- **Фрагмент текста**:
________________________
Я уже упоминала, как в 1348 году, в правление Эдуарда III, сэр Джон Герберг был осужден по статье о государственной измене, хотя фактически он был именно руководителем «банды». До него так поступал и Эдуард II – например, когда был схвачен сэр Гилберт Миддлтон, ограбивший и взявший в заложники высокопоставленных священнослужителей. Его вместе с его людьми тоже обвинили в государственной измене и казнили.
Да и в целом в конце XIII–XIV веке три правивших друг за другом Эдуарда сильно поприжали феодальную вольницу. В 1351 году в Эссексе рассматривался любопытный случай, показывающий, как королю Эдуарду III приходилось выкручиваться, чтобы и преступников наказать, и с баронами не поссориться, и свою выгоду соблюсти.
Преступник в колодках. Роман о Розе. 1490
Был схвачен и отдан под суд вместе со всей его бандой Джон Фитцуолтер, который с начала 1340-х терроризировал весь Эссекс. Но дело в том, что он был не просто Джон, а третий барон Фитцуолтер, прославленный в Столетней войне, которого все эти годы король то и дело отправлял снова воевать с французами, чтобы он поменьше времени проводил в своих владениях. Но Фитцуолтер умудрялся все успевать. Его отряд был как раз чем-то вроде бандитской «крыши», он выбивал деньги из фермеров и ремесленников, его люди то избивали кого-то, то заставляли передать ему в пользование земли и постройки, то однажды он заблокировали город Колчестер, никого не впускал и не выпускал, и жителям пришлось откупаться от него.
Правда, надо сказать, что не все было так просто, как выглядит. Горожане не оставались в долгу и тоже, бывало, вторгались в его владения и убили его слугу, за что он подал на них в суд, однако убийцу не нашли. Земли и постройки он «отжимал» полузаконным способом, обещая за них заплатить – потом. Да и несмотря на то что на суде ему и его людям были предъявлены обвинения в убийствах, грабежах и изнасилованиях, реально ничего, кроме одного убийства, доказать не удалось. Его люди даже пытали свои жертвы, выбивая из них деньги, очень аккуратно, стараясь, чтобы жертвы ни в коем случае не умерли: ведь за убийство была положена виселица. То есть беззакония он творил так, чтобы не переходить грань и сохранять хотя бы видимость закона.
________________________
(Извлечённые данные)
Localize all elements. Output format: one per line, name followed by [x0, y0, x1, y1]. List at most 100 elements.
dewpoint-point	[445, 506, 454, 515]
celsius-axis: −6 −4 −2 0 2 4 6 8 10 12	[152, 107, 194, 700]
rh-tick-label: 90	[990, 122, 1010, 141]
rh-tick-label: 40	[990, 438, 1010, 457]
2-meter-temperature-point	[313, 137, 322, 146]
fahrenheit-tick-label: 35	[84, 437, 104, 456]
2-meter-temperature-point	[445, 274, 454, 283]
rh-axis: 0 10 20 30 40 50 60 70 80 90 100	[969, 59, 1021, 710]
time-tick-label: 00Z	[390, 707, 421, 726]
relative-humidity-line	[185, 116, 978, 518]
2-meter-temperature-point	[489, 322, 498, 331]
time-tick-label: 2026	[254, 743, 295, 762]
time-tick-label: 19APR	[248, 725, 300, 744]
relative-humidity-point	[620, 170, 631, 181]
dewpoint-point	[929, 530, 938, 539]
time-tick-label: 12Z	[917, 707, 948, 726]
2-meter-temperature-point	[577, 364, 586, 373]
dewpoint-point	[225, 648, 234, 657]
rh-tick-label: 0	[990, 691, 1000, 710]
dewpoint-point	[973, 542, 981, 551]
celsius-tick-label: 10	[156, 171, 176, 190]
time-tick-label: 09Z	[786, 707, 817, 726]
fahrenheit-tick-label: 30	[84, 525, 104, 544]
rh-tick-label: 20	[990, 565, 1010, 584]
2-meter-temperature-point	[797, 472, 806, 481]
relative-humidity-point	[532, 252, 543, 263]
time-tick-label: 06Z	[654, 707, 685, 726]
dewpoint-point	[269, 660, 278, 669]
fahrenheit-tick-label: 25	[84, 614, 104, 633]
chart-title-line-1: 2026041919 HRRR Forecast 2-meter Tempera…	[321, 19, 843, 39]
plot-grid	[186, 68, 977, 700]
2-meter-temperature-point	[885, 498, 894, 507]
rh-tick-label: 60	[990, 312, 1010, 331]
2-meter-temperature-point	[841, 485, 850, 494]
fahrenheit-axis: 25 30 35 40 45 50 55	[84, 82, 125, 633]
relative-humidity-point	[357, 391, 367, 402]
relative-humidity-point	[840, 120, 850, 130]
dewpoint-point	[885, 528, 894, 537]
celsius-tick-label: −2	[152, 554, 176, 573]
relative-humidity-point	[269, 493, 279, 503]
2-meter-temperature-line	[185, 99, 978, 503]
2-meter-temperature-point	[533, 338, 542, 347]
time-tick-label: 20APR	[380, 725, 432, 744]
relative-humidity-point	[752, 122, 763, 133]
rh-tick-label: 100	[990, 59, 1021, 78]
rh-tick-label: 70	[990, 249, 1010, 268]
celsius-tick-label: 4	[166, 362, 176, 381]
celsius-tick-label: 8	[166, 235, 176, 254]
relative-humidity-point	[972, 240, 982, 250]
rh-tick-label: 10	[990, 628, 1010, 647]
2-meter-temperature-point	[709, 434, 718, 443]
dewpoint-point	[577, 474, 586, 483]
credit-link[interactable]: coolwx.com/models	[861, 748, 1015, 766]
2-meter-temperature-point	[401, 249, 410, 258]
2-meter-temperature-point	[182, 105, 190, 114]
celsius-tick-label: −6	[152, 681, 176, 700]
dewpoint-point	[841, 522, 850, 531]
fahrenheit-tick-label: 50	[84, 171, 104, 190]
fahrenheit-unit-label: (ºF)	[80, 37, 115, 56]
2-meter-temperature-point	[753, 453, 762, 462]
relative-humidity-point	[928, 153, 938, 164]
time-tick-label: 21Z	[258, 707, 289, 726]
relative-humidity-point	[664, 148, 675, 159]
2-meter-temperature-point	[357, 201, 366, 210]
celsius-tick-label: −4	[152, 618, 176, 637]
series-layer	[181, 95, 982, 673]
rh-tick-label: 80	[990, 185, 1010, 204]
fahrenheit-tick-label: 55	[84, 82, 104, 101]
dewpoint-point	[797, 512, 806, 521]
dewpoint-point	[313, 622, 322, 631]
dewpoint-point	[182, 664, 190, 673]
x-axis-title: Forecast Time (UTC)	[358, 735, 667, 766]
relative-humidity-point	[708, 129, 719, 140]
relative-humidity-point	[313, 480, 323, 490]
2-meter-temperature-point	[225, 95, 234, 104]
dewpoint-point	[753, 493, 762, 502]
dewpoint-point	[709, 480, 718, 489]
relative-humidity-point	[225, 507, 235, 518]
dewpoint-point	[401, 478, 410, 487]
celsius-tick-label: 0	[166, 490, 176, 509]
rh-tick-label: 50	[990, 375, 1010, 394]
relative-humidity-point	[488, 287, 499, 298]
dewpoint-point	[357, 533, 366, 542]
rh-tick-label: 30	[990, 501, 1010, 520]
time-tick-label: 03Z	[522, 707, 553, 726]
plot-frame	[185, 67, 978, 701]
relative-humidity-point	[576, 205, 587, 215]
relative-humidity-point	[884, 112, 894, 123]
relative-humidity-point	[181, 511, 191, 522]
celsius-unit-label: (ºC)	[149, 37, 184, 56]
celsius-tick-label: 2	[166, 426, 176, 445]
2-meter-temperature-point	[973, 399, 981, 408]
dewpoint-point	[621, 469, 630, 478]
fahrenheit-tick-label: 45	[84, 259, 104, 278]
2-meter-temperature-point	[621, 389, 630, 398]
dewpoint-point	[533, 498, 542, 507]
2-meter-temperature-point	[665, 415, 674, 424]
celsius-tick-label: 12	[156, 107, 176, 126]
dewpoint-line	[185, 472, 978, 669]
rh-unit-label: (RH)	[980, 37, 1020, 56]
________________________
- **Задания для выполнения**:
a - В каком году в Эссексе рассматривался случай, о котором рассказывает фрагмент?
b - Перепишите из фрагмента отрывок от слов «Преступник в колодках.» до слов «откупаться от него.» включительно.

- **Ответы к заданиям**:
a - В 1351 году.

b -
Преступник в колодках. Роман о Розе. 1490
Был схвачен и отдан под суд вместе со всей его бандой Джон Фитцуолтер, который с начала 1340-х терроризировал весь Эссекс. Но дело в том, что он был не просто Джон, а третий барон Фитцуолтер, прославленный в Столетней войне, которого все эти годы король то и дело отправлял снова воевать с французами, чтобы он поменьше времени проводил в своих владениях. Но Фитцуолтер умудрялся все успевать. Его отряд был как раз чем-то вроде бандитской «крыши», он выбивал деньги из фермеров и ремесленников, его люди то избивали кого-то, то заставляли передать ему в пользование земли и постройки, то однажды он заблокировали город Колчестер, никого не впускал и не выпускал, и жителям пришлось откупаться от него.